→ **Stated exercise**
Read the entries below and pull out each line with the string "smartphone".
* BEGIN Provided records *
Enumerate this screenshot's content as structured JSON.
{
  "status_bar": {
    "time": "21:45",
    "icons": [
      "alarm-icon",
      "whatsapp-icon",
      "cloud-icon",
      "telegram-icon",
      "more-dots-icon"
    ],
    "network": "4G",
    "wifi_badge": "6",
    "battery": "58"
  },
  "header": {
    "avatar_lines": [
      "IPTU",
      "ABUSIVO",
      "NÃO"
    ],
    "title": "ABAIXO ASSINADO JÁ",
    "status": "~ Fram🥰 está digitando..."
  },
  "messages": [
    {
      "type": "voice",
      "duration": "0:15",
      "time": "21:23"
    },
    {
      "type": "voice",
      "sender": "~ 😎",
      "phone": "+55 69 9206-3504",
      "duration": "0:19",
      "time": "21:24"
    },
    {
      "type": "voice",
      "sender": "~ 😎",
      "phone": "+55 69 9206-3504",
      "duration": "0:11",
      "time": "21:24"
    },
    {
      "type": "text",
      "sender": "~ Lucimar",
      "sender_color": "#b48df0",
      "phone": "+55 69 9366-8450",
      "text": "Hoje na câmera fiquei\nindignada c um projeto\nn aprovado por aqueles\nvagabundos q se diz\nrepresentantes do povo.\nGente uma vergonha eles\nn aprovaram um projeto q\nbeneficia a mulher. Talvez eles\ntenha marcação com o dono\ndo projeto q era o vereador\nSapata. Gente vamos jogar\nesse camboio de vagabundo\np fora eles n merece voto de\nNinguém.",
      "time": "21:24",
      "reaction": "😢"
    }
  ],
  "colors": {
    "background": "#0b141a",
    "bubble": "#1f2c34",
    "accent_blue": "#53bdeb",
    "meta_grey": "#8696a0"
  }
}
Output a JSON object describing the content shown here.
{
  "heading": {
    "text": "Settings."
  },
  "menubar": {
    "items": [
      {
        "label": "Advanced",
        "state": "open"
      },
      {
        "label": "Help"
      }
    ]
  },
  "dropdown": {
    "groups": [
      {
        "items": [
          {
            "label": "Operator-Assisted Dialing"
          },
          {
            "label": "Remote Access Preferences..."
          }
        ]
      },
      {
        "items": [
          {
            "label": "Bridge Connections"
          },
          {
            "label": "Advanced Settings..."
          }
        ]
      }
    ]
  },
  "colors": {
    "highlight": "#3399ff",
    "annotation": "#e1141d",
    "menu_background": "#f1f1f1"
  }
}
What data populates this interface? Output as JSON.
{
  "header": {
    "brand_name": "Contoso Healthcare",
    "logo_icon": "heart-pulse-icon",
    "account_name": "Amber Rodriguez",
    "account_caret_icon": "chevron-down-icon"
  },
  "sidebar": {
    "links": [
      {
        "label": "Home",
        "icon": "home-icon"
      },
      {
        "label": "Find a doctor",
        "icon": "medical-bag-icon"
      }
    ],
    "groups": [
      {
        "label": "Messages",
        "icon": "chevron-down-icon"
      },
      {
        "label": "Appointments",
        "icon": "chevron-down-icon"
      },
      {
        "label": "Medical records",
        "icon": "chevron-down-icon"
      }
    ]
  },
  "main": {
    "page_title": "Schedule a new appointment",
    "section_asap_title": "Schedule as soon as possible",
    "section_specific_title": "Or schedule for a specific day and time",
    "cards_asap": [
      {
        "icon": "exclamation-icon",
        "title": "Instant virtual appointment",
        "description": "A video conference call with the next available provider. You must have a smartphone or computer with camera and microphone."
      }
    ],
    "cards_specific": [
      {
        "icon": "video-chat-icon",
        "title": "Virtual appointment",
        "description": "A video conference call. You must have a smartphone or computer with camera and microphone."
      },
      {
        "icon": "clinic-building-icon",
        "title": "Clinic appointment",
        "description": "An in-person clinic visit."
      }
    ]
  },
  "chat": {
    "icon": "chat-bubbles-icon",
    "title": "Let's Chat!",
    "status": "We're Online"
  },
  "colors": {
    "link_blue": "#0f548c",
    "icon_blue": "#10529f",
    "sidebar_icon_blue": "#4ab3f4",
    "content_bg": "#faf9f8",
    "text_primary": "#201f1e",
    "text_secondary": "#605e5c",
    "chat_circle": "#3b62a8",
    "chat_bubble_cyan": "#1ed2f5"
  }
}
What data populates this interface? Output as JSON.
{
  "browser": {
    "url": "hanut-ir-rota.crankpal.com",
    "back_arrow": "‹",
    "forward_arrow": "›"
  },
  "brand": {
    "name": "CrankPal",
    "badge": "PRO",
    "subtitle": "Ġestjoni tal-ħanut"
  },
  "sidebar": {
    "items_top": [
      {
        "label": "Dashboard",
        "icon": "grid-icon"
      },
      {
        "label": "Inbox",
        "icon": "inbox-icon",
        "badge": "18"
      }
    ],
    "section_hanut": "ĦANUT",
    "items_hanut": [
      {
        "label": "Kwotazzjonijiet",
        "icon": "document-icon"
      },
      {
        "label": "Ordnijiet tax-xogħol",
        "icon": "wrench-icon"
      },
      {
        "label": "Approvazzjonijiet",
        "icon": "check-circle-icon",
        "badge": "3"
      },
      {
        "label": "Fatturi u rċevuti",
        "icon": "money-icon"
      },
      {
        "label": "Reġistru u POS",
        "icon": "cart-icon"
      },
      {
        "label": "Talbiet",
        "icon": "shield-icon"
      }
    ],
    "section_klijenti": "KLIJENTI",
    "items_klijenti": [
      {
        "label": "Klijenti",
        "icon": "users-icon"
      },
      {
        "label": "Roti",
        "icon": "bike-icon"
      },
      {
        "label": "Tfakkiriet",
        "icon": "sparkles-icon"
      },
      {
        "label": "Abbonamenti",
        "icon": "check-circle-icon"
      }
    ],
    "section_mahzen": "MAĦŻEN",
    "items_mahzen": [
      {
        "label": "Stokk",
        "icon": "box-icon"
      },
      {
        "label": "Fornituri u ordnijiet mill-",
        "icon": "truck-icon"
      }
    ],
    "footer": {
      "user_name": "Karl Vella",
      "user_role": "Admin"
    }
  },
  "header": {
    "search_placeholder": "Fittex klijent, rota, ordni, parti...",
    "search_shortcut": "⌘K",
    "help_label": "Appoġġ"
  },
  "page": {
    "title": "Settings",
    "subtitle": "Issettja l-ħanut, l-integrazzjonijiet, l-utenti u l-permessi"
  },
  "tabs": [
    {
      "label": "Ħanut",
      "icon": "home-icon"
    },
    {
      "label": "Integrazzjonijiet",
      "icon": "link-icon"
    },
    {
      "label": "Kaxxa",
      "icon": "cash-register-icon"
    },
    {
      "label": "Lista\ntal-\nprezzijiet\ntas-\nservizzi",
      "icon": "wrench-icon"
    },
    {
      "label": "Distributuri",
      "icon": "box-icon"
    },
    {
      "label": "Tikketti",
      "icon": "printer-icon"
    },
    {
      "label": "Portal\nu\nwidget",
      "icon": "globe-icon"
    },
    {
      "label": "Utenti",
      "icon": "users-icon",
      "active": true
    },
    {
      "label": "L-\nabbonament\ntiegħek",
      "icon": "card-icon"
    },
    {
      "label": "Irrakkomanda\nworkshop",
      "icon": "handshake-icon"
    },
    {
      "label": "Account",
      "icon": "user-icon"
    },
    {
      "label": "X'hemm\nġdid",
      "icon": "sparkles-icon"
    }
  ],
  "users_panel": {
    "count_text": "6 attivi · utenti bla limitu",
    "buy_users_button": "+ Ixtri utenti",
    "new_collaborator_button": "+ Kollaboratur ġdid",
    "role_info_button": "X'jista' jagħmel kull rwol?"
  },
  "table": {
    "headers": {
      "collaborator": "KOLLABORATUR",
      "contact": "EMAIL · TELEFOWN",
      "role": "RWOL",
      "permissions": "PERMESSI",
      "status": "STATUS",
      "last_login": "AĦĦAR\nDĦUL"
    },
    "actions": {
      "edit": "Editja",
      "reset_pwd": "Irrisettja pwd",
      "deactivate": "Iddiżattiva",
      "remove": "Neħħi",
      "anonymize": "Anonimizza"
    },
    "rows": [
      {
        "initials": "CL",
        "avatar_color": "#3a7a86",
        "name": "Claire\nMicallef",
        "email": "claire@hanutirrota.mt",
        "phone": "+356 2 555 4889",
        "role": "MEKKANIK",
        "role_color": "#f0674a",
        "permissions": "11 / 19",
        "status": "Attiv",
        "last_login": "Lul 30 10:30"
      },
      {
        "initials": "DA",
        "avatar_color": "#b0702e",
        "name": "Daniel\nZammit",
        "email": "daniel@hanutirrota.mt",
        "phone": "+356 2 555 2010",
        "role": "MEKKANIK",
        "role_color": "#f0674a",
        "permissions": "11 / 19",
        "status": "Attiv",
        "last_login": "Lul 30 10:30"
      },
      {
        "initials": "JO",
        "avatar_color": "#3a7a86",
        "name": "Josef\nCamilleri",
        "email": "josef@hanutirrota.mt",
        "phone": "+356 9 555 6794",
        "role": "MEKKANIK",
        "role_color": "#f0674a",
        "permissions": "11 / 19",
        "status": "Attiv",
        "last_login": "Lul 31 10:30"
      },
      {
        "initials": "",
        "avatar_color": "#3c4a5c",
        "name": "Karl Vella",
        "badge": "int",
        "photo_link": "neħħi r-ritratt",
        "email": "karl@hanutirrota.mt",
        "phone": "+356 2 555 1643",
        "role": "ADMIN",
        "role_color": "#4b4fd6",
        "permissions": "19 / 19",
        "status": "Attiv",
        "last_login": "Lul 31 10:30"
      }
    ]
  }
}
* END Provided records *
→ **Written answer**
        "description": "A video conference call with the next available provider. You must have a smartphone or computer with camera and microphone."
        "description": "A video conference call. You must have a smartphone or computer with camera and microphone."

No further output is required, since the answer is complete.